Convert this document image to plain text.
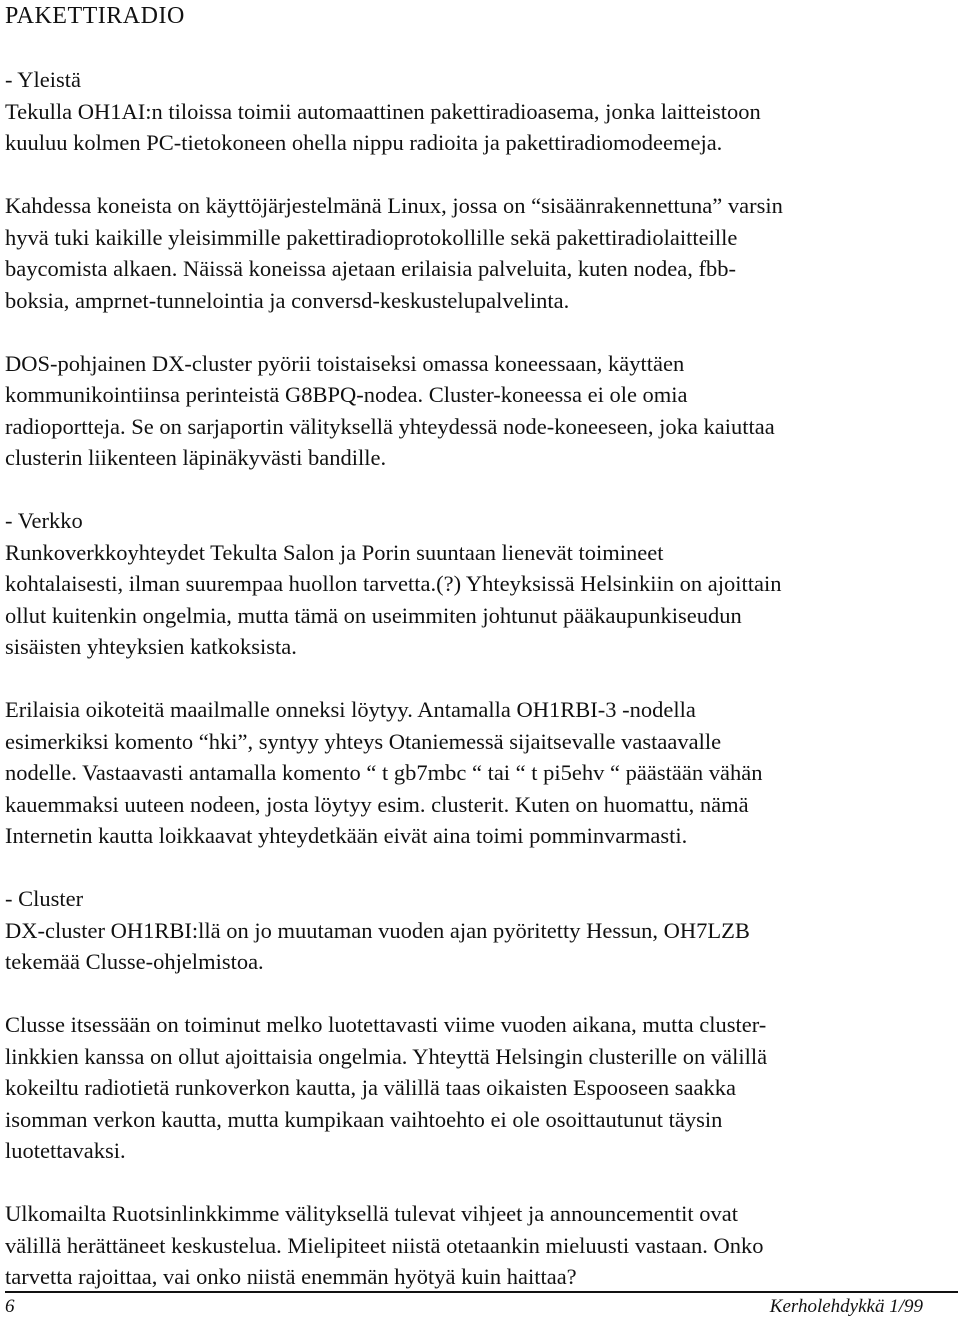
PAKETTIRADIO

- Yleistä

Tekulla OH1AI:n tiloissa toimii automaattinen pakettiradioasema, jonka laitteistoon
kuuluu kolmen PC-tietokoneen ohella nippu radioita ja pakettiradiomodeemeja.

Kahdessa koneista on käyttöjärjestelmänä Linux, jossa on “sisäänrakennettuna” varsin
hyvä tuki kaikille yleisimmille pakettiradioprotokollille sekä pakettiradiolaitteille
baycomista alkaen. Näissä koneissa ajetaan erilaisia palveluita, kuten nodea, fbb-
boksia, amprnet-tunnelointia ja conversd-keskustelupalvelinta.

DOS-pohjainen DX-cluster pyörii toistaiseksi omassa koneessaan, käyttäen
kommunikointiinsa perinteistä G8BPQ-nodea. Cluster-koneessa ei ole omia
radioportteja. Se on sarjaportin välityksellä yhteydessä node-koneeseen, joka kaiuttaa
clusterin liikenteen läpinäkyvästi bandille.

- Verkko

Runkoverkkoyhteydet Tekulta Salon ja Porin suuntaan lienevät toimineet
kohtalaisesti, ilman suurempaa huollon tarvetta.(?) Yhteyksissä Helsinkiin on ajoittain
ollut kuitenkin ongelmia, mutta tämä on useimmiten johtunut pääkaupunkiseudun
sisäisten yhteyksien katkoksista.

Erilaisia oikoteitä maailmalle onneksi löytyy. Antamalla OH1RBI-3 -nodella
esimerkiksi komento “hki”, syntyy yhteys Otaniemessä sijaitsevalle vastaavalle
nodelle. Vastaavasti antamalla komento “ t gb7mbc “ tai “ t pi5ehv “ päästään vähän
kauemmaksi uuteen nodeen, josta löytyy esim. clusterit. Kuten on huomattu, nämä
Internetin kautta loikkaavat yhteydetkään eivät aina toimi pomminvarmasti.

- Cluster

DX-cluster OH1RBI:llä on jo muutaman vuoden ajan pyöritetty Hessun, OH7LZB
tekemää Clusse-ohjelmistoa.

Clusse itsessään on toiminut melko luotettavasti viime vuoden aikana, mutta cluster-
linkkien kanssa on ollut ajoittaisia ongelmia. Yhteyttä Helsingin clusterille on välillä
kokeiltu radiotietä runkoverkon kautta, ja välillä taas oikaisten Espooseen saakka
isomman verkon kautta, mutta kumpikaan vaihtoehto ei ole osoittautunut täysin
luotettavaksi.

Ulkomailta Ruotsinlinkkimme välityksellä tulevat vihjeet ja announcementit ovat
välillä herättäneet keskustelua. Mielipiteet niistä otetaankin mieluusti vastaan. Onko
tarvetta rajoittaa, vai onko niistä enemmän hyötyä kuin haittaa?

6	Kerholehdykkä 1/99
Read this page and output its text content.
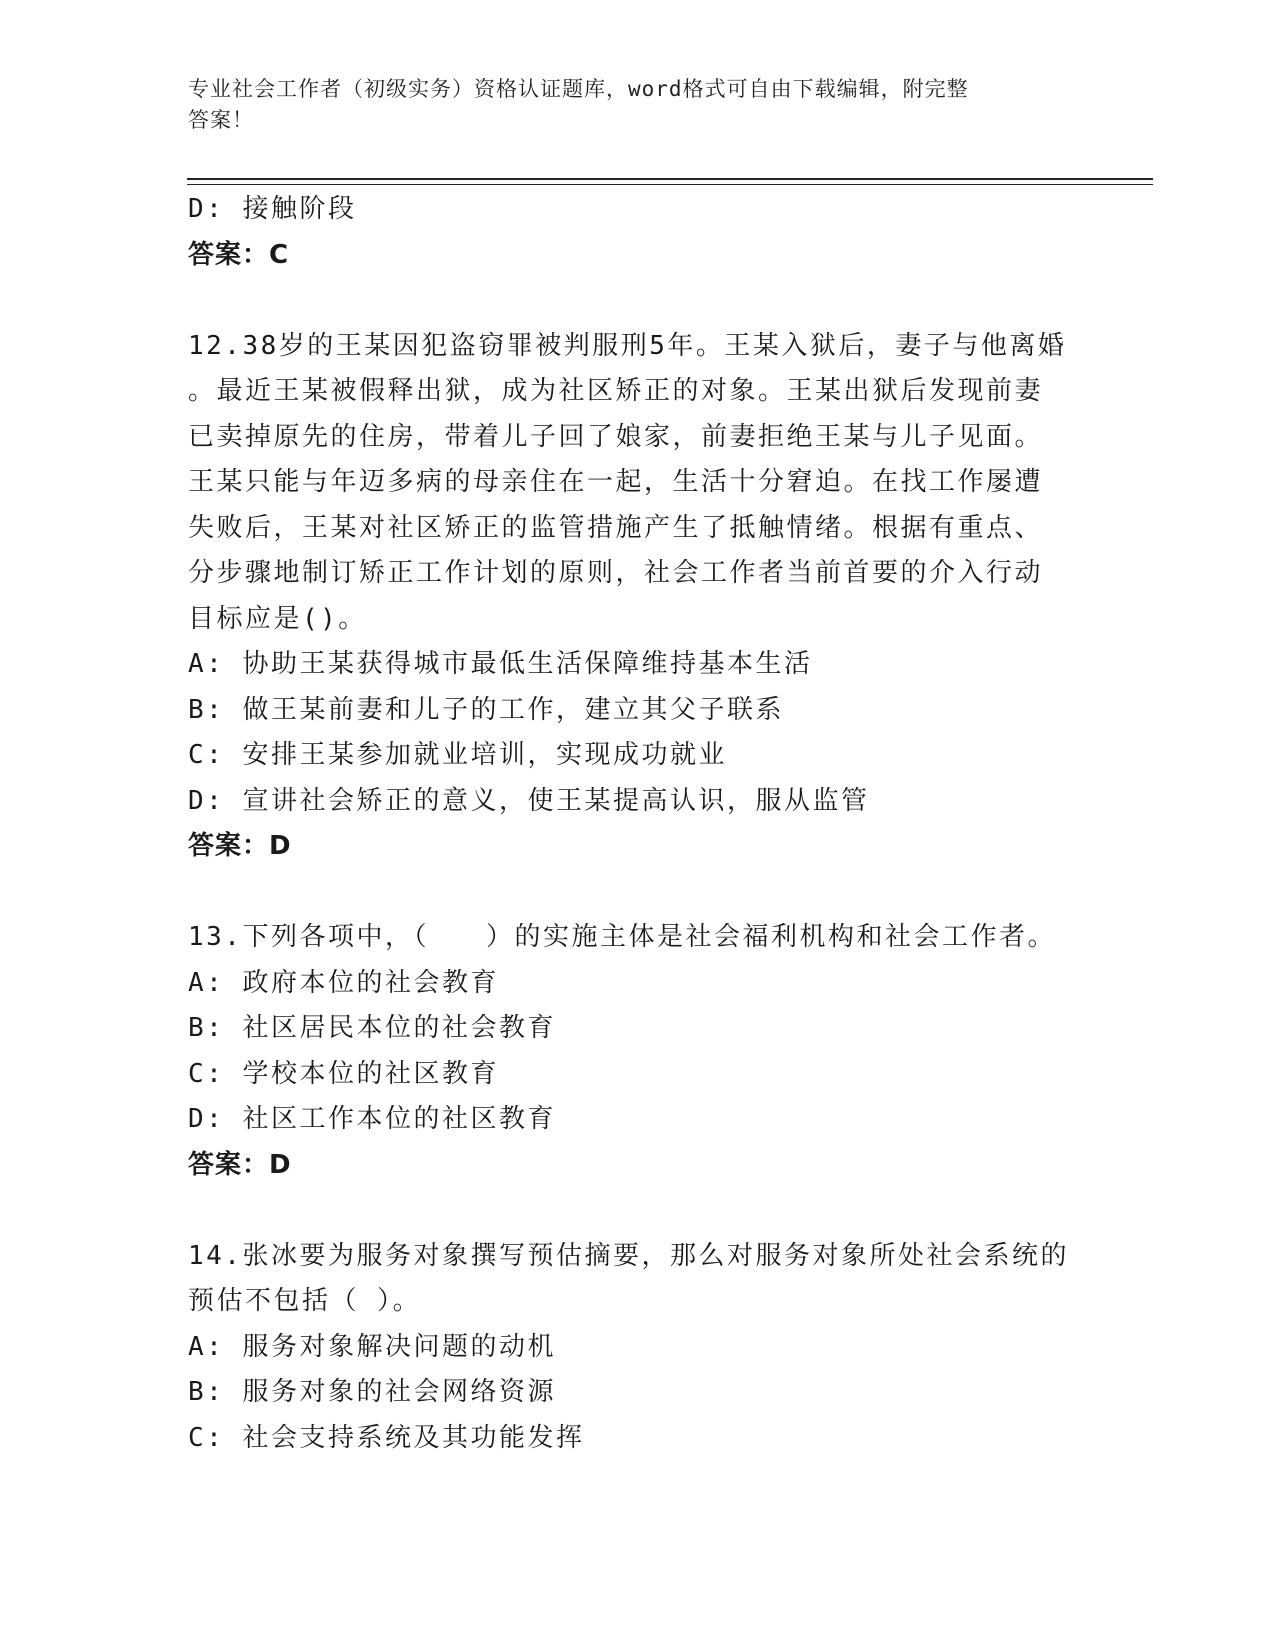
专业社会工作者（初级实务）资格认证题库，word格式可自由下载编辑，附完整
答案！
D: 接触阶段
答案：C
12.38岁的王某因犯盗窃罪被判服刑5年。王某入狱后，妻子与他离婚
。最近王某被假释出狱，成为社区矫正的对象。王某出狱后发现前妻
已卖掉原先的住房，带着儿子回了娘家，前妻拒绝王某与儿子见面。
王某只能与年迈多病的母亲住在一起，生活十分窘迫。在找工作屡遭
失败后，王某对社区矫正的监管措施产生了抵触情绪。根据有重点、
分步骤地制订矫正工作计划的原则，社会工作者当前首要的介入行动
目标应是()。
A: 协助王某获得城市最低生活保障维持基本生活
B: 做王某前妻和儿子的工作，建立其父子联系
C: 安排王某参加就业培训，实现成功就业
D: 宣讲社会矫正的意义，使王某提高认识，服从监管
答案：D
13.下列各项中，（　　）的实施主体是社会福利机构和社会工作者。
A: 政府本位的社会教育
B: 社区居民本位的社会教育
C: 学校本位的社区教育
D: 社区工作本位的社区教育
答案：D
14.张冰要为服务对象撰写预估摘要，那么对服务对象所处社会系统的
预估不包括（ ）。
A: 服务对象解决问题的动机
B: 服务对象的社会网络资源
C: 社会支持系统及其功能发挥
..........
Restate the full listing verbatim and drop every picture.

- OUTPUT OF THE EXERCISE
Convert this document image to plain text.
PAKETTIRADIO

- Yleistä

Tekulla OH1AI:n tiloissa toimii automaattinen pakettiradioasema, jonka laitteistoon
kuuluu kolmen PC-tietokoneen ohella nippu radioita ja pakettiradiomodeemeja.

Kahdessa koneista on käyttöjärjestelmänä Linux, jossa on “sisäänrakennettuna” varsin
hyvä tuki kaikille yleisimmille pakettiradioprotokollille sekä pakettiradiolaitteille
baycomista alkaen. Näissä koneissa ajetaan erilaisia palveluita, kuten nodea, fbb-
boksia, amprnet-tunnelointia ja conversd-keskustelupalvelinta.

DOS-pohjainen DX-cluster pyörii toistaiseksi omassa koneessaan, käyttäen
kommunikointiinsa perinteistä G8BPQ-nodea. Cluster-koneessa ei ole omia
radioportteja. Se on sarjaportin välityksellä yhteydessä node-koneeseen, joka kaiuttaa
clusterin liikenteen läpinäkyvästi bandille.

- Verkko

Runkoverkkoyhteydet Tekulta Salon ja Porin suuntaan lienevät toimineet
kohtalaisesti, ilman suurempaa huollon tarvetta.(?) Yhteyksissä Helsinkiin on ajoittain
ollut kuitenkin ongelmia, mutta tämä on useimmiten johtunut pääkaupunkiseudun
sisäisten yhteyksien katkoksista.

Erilaisia oikoteitä maailmalle onneksi löytyy. Antamalla OH1RBI-3 -nodella
esimerkiksi komento “hki”, syntyy yhteys Otaniemessä sijaitsevalle vastaavalle
nodelle. Vastaavasti antamalla komento “ t gb7mbc “ tai “ t pi5ehv “ päästään vähän
kauemmaksi uuteen nodeen, josta löytyy esim. clusterit. Kuten on huomattu, nämä
Internetin kautta loikkaavat yhteydetkään eivät aina toimi pomminvarmasti.

- Cluster

DX-cluster OH1RBI:llä on jo muutaman vuoden ajan pyöritetty Hessun, OH7LZB
tekemää Clusse-ohjelmistoa.

Clusse itsessään on toiminut melko luotettavasti viime vuoden aikana, mutta cluster-
linkkien kanssa on ollut ajoittaisia ongelmia. Yhteyttä Helsingin clusterille on välillä
kokeiltu radiotietä runkoverkon kautta, ja välillä taas oikaisten Espooseen saakka
isomman verkon kautta, mutta kumpikaan vaihtoehto ei ole osoittautunut täysin
luotettavaksi.

Ulkomailta Ruotsinlinkkimme välityksellä tulevat vihjeet ja announcementit ovat
välillä herättäneet keskustelua. Mielipiteet niistä otetaankin mieluusti vastaan. Onko
tarvetta rajoittaa, vai onko niistä enemmän hyötyä kuin haittaa?

6	Kerholehdykkä 1/99
Read this page and output its text content.
专业社会工作者（初级实务）资格认证题库，word格式可自由下载编辑，附完整
答案！
D: 接触阶段
答案：C
12.38岁的王某因犯盗窃罪被判服刑5年。王某入狱后，妻子与他离婚
。最近王某被假释出狱，成为社区矫正的对象。王某出狱后发现前妻
已卖掉原先的住房，带着儿子回了娘家，前妻拒绝王某与儿子见面。
王某只能与年迈多病的母亲住在一起，生活十分窘迫。在找工作屡遭
失败后，王某对社区矫正的监管措施产生了抵触情绪。根据有重点、
分步骤地制订矫正工作计划的原则，社会工作者当前首要的介入行动
目标应是()。
A: 协助王某获得城市最低生活保障维持基本生活
B: 做王某前妻和儿子的工作，建立其父子联系
C: 安排王某参加就业培训，实现成功就业
D: 宣讲社会矫正的意义，使王某提高认识，服从监管
答案：D
13.下列各项中，（　　）的实施主体是社会福利机构和社会工作者。
A: 政府本位的社会教育
B: 社区居民本位的社会教育
C: 学校本位的社区教育
D: 社区工作本位的社区教育
答案：D
14.张冰要为服务对象撰写预估摘要，那么对服务对象所处社会系统的
预估不包括（ ）。
A: 服务对象解决问题的动机
B: 服务对象的社会网络资源
C: 社会支持系统及其功能发挥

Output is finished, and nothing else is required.